▸ Records supplied:
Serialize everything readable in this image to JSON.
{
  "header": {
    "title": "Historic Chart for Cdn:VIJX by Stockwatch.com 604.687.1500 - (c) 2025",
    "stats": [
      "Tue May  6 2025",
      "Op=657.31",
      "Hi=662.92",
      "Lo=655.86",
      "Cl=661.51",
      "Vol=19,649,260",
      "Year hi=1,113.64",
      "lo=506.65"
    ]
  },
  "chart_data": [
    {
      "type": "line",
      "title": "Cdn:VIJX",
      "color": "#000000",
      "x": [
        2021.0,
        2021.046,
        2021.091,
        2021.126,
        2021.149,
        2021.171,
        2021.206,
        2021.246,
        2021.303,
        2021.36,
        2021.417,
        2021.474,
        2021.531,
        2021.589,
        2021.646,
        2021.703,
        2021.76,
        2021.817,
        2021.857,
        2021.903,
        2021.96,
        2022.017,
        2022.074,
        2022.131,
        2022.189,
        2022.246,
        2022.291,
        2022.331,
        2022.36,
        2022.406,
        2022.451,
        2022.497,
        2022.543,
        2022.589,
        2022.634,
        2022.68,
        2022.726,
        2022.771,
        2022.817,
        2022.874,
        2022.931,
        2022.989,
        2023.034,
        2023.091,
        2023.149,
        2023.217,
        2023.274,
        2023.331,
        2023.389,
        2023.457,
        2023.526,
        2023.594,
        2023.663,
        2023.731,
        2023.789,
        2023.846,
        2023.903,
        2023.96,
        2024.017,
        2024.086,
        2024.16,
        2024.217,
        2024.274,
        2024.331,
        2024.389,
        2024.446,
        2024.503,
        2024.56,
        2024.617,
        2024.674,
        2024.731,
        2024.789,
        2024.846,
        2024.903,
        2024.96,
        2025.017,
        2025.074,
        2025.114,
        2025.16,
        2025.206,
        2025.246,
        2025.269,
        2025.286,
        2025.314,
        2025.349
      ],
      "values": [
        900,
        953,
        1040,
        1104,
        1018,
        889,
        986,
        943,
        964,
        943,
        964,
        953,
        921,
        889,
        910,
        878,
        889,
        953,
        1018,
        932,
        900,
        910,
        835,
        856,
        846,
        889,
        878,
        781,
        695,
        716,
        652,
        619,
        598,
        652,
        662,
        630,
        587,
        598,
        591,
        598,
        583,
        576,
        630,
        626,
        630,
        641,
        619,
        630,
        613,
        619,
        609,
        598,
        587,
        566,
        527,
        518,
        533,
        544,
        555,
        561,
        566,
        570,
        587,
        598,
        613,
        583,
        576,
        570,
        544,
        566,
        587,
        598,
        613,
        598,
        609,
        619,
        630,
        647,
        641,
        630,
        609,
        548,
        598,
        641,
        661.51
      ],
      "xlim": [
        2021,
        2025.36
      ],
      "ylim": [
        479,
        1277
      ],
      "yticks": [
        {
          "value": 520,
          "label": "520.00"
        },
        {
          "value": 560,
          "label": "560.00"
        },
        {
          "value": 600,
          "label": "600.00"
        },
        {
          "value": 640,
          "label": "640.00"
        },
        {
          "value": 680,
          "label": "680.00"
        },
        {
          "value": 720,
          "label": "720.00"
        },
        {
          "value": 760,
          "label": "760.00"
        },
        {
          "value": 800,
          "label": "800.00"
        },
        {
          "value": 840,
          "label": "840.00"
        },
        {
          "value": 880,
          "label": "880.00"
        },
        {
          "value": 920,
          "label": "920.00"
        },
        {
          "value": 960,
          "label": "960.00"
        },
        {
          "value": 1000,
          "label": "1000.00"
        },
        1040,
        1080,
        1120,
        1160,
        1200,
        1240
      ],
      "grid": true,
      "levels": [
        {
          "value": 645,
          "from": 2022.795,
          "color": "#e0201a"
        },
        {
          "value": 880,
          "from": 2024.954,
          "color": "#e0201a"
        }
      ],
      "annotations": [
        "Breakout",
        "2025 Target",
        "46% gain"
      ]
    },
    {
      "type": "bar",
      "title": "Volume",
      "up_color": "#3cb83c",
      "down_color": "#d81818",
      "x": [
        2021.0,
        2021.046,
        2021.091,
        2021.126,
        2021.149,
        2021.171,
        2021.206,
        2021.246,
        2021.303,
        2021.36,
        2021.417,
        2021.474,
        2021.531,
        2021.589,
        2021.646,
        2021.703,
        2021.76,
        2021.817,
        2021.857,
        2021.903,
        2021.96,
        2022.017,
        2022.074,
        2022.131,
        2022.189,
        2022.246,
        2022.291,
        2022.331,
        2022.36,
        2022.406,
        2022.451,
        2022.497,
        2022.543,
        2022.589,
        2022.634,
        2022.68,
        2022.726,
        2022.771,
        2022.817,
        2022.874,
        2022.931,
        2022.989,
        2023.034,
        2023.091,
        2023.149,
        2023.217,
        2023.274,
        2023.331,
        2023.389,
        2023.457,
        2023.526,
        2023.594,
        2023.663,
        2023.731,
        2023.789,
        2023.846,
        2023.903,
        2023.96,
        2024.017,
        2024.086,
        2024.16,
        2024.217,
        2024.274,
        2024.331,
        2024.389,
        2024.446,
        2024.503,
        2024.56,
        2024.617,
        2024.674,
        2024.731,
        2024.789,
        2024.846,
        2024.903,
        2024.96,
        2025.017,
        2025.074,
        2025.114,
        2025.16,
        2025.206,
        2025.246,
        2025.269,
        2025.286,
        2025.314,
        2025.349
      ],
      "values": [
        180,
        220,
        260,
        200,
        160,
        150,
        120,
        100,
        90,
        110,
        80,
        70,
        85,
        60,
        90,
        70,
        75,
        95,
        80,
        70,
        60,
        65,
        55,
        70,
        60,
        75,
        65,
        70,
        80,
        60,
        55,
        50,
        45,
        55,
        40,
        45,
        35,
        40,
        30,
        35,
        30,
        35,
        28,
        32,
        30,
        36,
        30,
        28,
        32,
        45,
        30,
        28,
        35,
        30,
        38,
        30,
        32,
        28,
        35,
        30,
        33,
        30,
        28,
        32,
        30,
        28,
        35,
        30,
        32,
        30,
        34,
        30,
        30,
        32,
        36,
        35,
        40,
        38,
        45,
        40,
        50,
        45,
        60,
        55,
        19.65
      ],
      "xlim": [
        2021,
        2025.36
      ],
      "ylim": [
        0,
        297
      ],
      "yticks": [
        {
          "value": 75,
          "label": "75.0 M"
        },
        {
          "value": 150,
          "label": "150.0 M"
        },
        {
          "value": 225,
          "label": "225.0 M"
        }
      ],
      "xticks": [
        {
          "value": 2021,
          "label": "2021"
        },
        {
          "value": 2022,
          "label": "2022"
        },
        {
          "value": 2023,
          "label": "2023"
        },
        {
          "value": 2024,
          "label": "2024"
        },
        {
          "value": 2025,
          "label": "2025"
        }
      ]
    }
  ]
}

▸ Stated task: Exactly as shown above, return every record.

▸ Output for this exercise:
Serialize everything readable in this image to JSON.
{
  "header": {
    "title": "Historic Chart for Cdn:VIJX by Stockwatch.com 604.687.1500 - (c) 2025",
    "stats": [
      "Tue May  6 2025",
      "Op=657.31",
      "Hi=662.92",
      "Lo=655.86",
      "Cl=661.51",
      "Vol=19,649,260",
      "Year hi=1,113.64",
      "lo=506.65"
    ]
  },
  "chart_data": [
    {
      "type": "line",
      "title": "Cdn:VIJX",
      "color": "#000000",
      "x": [
        2021.0,
        2021.046,
        2021.091,
        2021.126,
        2021.149,
        2021.171,
        2021.206,
        2021.246,
        2021.303,
        2021.36,
        2021.417,
        2021.474,
        2021.531,
        2021.589,
        2021.646,
        2021.703,
        2021.76,
        2021.817,
        2021.857,
        2021.903,
        2021.96,
        2022.017,
        2022.074,
        2022.131,
        2022.189,
        2022.246,
        2022.291,
        2022.331,
        2022.36,
        2022.406,
        2022.451,
        2022.497,
        2022.543,
        2022.589,
        2022.634,
        2022.68,
        2022.726,
        2022.771,
        2022.817,
        2022.874,
        2022.931,
        2022.989,
        2023.034,
        2023.091,
        2023.149,
        2023.217,
        2023.274,
        2023.331,
        2023.389,
        2023.457,
        2023.526,
        2023.594,
        2023.663,
        2023.731,
        2023.789,
        2023.846,
        2023.903,
        2023.96,
        2024.017,
        2024.086,
        2024.16,
        2024.217,
        2024.274,
        2024.331,
        2024.389,
        2024.446,
        2024.503,
        2024.56,
        2024.617,
        2024.674,
        2024.731,
        2024.789,
        2024.846,
        2024.903,
        2024.96,
        2025.017,
        2025.074,
        2025.114,
        2025.16,
        2025.206,
        2025.246,
        2025.269,
        2025.286,
        2025.314,
        2025.349
      ],
      "values": [
        900,
        953,
        1040,
        1104,
        1018,
        889,
        986,
        943,
        964,
        943,
        964,
        953,
        921,
        889,
        910,
        878,
        889,
        953,
        1018,
        932,
        900,
        910,
        835,
        856,
        846,
        889,
        878,
        781,
        695,
        716,
        652,
        619,
        598,
        652,
        662,
        630,
        587,
        598,
        591,
        598,
        583,
        576,
        630,
        626,
        630,
        641,
        619,
        630,
        613,
        619,
        609,
        598,
        587,
        566,
        527,
        518,
        533,
        544,
        555,
        561,
        566,
        570,
        587,
        598,
        613,
        583,
        576,
        570,
        544,
        566,
        587,
        598,
        613,
        598,
        609,
        619,
        630,
        647,
        641,
        630,
        609,
        548,
        598,
        641,
        661.51
      ],
      "xlim": [
        2021,
        2025.36
      ],
      "ylim": [
        479,
        1277
      ],
      "yticks": [
        {
          "value": 520,
          "label": "520.00"
        },
        {
          "value": 560,
          "label": "560.00"
        },
        {
          "value": 600,
          "label": "600.00"
        },
        {
          "value": 640,
          "label": "640.00"
        },
        {
          "value": 680,
          "label": "680.00"
        },
        {
          "value": 720,
          "label": "720.00"
        },
        {
          "value": 760,
          "label": "760.00"
        },
        {
          "value": 800,
          "label": "800.00"
        },
        {
          "value": 840,
          "label": "840.00"
        },
        {
          "value": 880,
          "label": "880.00"
        },
        {
          "value": 920,
          "label": "920.00"
        },
        {
          "value": 960,
          "label": "960.00"
        },
        {
          "value": 1000,
          "label": "1000.00"
        },
        1040,
        1080,
        1120,
        1160,
        1200,
        1240
      ],
      "grid": true,
      "levels": [
        {
          "value": 645,
          "from": 2022.795,
          "color": "#e0201a"
        },
        {
          "value": 880,
          "from": 2024.954,
          "color": "#e0201a"
        }
      ],
      "annotations": [
        "Breakout",
        "2025 Target",
        "46% gain"
      ]
    },
    {
      "type": "bar",
      "title": "Volume",
      "up_color": "#3cb83c",
      "down_color": "#d81818",
      "x": [
        2021.0,
        2021.046,
        2021.091,
        2021.126,
        2021.149,
        2021.171,
        2021.206,
        2021.246,
        2021.303,
        2021.36,
        2021.417,
        2021.474,
        2021.531,
        2021.589,
        2021.646,
        2021.703,
        2021.76,
        2021.817,
        2021.857,
        2021.903,
        2021.96,
        2022.017,
        2022.074,
        2022.131,
        2022.189,
        2022.246,
        2022.291,
        2022.331,
        2022.36,
        2022.406,
        2022.451,
        2022.497,
        2022.543,
        2022.589,
        2022.634,
        2022.68,
        2022.726,
        2022.771,
        2022.817,
        2022.874,
        2022.931,
        2022.989,
        2023.034,
        2023.091,
        2023.149,
        2023.217,
        2023.274,
        2023.331,
        2023.389,
        2023.457,
        2023.526,
        2023.594,
        2023.663,
        2023.731,
        2023.789,
        2023.846,
        2023.903,
        2023.96,
        2024.017,
        2024.086,
        2024.16,
        2024.217,
        2024.274,
        2024.331,
        2024.389,
        2024.446,
        2024.503,
        2024.56,
        2024.617,
        2024.674,
        2024.731,
        2024.789,
        2024.846,
        2024.903,
        2024.96,
        2025.017,
        2025.074,
        2025.114,
        2025.16,
        2025.206,
        2025.246,
        2025.269,
        2025.286,
        2025.314,
        2025.349
      ],
      "values": [
        180,
        220,
        260,
        200,
        160,
        150,
        120,
        100,
        90,
        110,
        80,
        70,
        85,
        60,
        90,
        70,
        75,
        95,
        80,
        70,
        60,
        65,
        55,
        70,
        60,
        75,
        65,
        70,
        80,
        60,
        55,
        50,
        45,
        55,
        40,
        45,
        35,
        40,
        30,
        35,
        30,
        35,
        28,
        32,
        30,
        36,
        30,
        28,
        32,
        45,
        30,
        28,
        35,
        30,
        38,
        30,
        32,
        28,
        35,
        30,
        33,
        30,
        28,
        32,
        30,
        28,
        35,
        30,
        32,
        30,
        34,
        30,
        30,
        32,
        36,
        35,
        40,
        38,
        45,
        40,
        50,
        45,
        60,
        55,
        19.65
      ],
      "xlim": [
        2021,
        2025.36
      ],
      "ylim": [
        0,
        297
      ],
      "yticks": [
        {
          "value": 75,
          "label": "75.0 M"
        },
        {
          "value": 150,
          "label": "150.0 M"
        },
        {
          "value": 225,
          "label": "225.0 M"
        }
      ],
      "xticks": [
        {
          "value": 2021,
          "label": "2021"
        },
        {
          "value": 2022,
          "label": "2022"
        },
        {
          "value": 2023,
          "label": "2023"
        },
        {
          "value": 2024,
          "label": "2024"
        },
        {
          "value": 2025,
          "label": "2025"
        }
      ]
    }
  ]
}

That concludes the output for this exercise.